» **What is expected**
Reproduce the listing word for word. Skip any image.

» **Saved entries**

________________

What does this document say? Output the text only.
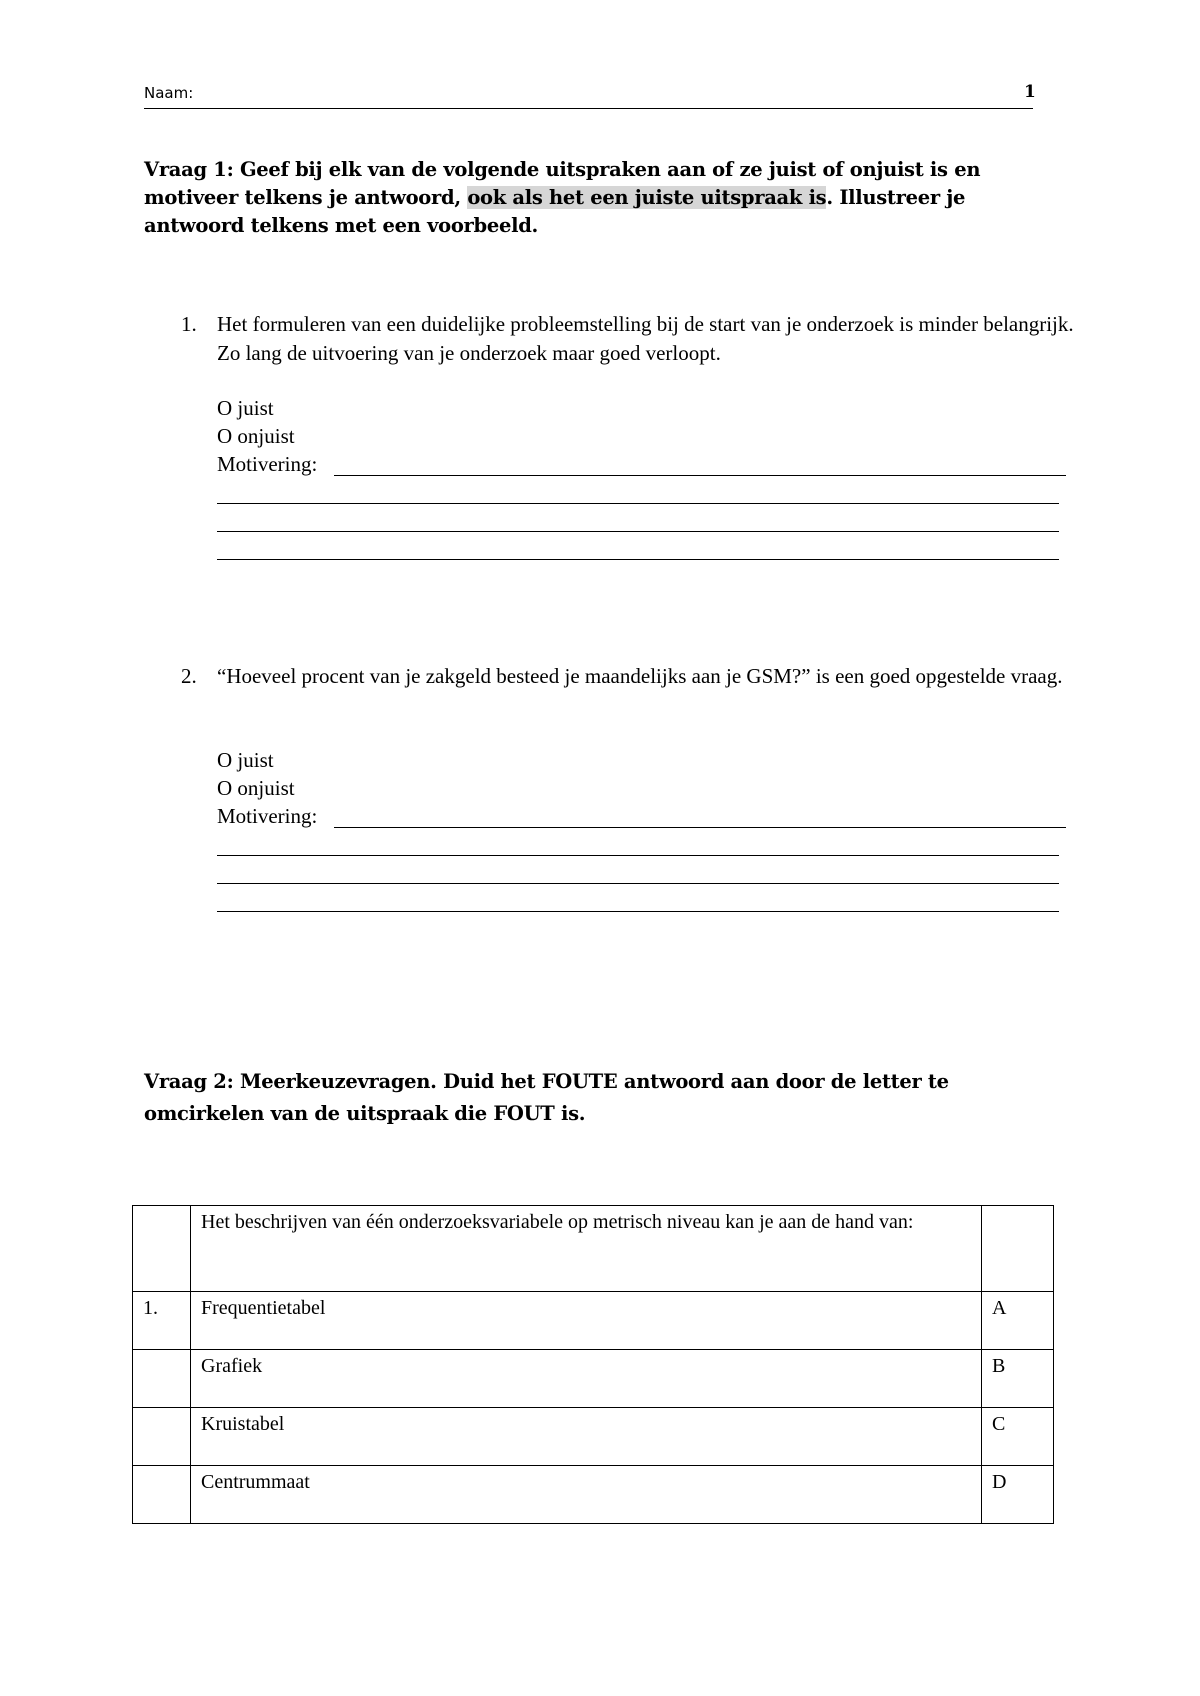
Naam:	1
Vraag 1: Geef bij elk van de volgende uitspraken aan of ze juist of onjuist is en motiveer telkens je antwoord, ook als het een juiste uitspraak is. Illustreer je antwoord telkens met een voorbeeld.
1. Het formuleren van een duidelijke probleemstelling bij de start van je onderzoek is minder belangrijk. Zo lang de uitvoering van je onderzoek maar goed verloopt.
O juist
O onjuist
Motivering:
2. “Hoeveel procent van je zakgeld besteed je maandelijks aan je GSM?” is een goed opgestelde vraag.
O juist
O onjuist
Motivering:
Vraag 2: Meerkeuzevragen. Duid het FOUTE antwoord aan door de letter te omcirkelen van de uitspraak die FOUT is.
	Het beschrijven van één onderzoeksvariabele op metrisch niveau kan je aan de hand van:	
1.	Frequentietabel	A
	Grafiek	B
	Kruistabel	C
	Centrummaat	D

________________

» **Problem solution**
What does this document say? Output the text only.
Naam:	1
Vraag 1: Geef bij elk van de volgende uitspraken aan of ze juist of onjuist is en motiveer telkens je antwoord, ook als het een juiste uitspraak is. Illustreer je antwoord telkens met een voorbeeld.
1. Het formuleren van een duidelijke probleemstelling bij de start van je onderzoek is minder belangrijk. Zo lang de uitvoering van je onderzoek maar goed verloopt.
O juist
O onjuist
Motivering:
2. “Hoeveel procent van je zakgeld besteed je maandelijks aan je GSM?” is een goed opgestelde vraag.
O juist
O onjuist
Motivering:
Vraag 2: Meerkeuzevragen. Duid het FOUTE antwoord aan door de letter te omcirkelen van de uitspraak die FOUT is.
	Het beschrijven van één onderzoeksvariabele op metrisch niveau kan je aan de hand van:	
1.	Frequentietabel	A
	Grafiek	B
	Kruistabel	C
	Centrummaat	D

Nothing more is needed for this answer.